(Structured figure records)
********
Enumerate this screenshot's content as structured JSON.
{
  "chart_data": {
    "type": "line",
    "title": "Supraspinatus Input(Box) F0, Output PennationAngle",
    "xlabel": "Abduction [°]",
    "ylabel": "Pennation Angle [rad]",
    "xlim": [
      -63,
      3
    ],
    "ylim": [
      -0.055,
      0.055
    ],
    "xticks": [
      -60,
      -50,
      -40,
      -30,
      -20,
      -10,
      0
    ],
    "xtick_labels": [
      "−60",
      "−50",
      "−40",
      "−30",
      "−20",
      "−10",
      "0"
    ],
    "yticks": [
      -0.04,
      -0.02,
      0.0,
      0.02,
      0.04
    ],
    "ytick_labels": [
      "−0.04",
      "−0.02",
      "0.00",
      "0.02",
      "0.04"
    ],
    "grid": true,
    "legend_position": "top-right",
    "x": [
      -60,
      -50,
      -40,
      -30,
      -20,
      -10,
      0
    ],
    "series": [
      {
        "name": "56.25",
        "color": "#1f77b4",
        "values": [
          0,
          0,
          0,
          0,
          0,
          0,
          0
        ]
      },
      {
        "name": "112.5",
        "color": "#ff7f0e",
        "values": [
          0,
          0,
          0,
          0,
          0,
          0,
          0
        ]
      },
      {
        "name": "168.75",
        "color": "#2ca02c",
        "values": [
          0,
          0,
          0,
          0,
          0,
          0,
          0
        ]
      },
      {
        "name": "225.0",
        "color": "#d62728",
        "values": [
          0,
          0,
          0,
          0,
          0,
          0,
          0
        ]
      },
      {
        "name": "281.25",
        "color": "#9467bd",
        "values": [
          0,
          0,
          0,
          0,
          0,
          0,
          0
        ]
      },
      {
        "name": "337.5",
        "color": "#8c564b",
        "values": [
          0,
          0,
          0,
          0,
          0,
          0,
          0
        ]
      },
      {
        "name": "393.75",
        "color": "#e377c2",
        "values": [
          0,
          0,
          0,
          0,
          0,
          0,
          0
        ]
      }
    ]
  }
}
********
(TASK DESCRIPTION): Where a line holds "color", copy that line.

(WRITTEN RESPONSE):
        "color": "#1f77b4",
        "color": "#ff7f0e",
        "color": "#2ca02c",
        "color": "#d62728",
        "color": "#9467bd",
        "color": "#8c564b",
        "color": "#e377c2",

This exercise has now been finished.